## begin

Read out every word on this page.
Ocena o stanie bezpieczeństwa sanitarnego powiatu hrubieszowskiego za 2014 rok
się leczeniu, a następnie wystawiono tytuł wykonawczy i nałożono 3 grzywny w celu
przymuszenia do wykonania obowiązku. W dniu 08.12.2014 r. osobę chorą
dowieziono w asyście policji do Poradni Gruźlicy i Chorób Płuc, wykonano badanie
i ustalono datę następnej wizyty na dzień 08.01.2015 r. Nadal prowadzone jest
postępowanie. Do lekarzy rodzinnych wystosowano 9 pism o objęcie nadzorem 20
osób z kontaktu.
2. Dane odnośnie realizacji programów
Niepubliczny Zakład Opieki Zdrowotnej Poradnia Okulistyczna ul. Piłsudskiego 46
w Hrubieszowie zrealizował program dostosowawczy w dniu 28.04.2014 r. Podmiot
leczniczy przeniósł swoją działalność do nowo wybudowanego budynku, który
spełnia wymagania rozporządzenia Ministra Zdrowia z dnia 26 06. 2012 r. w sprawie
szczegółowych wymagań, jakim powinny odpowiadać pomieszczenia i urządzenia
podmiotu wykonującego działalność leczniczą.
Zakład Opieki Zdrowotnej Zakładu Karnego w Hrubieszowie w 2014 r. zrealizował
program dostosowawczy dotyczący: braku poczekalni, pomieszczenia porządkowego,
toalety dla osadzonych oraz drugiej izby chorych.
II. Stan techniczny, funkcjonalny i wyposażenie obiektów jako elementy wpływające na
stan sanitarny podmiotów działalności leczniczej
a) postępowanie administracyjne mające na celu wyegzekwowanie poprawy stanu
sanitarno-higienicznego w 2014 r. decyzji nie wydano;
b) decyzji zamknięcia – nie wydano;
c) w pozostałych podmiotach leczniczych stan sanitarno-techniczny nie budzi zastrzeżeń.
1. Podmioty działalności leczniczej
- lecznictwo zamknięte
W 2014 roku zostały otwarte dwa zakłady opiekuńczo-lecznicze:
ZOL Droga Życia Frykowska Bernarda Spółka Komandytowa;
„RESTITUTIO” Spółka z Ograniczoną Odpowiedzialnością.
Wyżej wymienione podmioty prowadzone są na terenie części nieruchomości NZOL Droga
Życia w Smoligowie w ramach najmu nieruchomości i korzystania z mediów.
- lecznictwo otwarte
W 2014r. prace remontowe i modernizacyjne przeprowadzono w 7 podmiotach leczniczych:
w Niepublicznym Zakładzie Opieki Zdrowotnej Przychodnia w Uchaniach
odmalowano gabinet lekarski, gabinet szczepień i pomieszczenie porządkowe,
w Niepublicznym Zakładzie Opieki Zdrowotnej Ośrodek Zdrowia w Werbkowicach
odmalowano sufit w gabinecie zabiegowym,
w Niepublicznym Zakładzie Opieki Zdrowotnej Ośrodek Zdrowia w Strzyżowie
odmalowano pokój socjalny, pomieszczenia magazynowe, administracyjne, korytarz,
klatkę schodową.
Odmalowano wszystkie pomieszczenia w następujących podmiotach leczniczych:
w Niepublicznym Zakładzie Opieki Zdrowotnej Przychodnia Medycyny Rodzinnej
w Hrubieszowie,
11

## end
## begin

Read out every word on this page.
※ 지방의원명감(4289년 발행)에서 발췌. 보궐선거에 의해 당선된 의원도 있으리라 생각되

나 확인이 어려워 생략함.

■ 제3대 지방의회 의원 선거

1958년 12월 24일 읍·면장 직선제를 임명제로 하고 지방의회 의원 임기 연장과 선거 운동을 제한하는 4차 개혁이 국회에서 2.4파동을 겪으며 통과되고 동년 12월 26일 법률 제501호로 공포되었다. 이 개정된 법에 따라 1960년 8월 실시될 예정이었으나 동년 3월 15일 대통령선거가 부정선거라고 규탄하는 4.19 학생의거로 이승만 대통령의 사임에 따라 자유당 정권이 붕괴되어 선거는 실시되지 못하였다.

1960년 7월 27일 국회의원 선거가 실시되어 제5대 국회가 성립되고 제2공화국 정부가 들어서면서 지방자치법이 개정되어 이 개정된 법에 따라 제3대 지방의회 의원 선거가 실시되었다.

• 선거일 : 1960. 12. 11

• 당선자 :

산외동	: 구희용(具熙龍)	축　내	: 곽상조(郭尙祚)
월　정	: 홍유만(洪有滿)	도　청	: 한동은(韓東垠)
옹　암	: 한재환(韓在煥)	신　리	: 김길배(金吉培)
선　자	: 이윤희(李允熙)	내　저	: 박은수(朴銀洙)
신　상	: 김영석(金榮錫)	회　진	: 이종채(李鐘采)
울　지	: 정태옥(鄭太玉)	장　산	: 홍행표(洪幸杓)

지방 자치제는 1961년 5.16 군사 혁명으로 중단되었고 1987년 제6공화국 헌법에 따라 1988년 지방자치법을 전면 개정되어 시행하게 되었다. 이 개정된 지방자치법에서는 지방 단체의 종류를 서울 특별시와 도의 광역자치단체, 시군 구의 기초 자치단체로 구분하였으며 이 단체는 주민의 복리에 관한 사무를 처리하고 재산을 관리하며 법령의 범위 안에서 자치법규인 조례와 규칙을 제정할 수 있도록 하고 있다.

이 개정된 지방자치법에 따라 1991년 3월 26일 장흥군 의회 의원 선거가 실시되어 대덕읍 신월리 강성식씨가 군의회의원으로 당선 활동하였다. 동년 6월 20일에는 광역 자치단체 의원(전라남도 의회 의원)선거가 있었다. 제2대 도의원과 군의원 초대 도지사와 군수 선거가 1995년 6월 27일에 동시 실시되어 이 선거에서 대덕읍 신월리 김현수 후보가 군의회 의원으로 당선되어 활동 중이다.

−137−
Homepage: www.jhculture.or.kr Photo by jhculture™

## end

Search the listing for the word "Zakładzie". Copy every line in which it occurs.

• **Task result**
w Niepublicznym Zakładzie Opieki Zdrowotnej Przychodnia w Uchaniach
w Niepublicznym Zakładzie Opieki Zdrowotnej Ośrodek Zdrowia w Werbkowicach
w Niepublicznym Zakładzie Opieki Zdrowotnej Ośrodek Zdrowia w Strzyżowie
w Niepublicznym Zakładzie Opieki Zdrowotnej Przychodnia Medycyny Rodzinnej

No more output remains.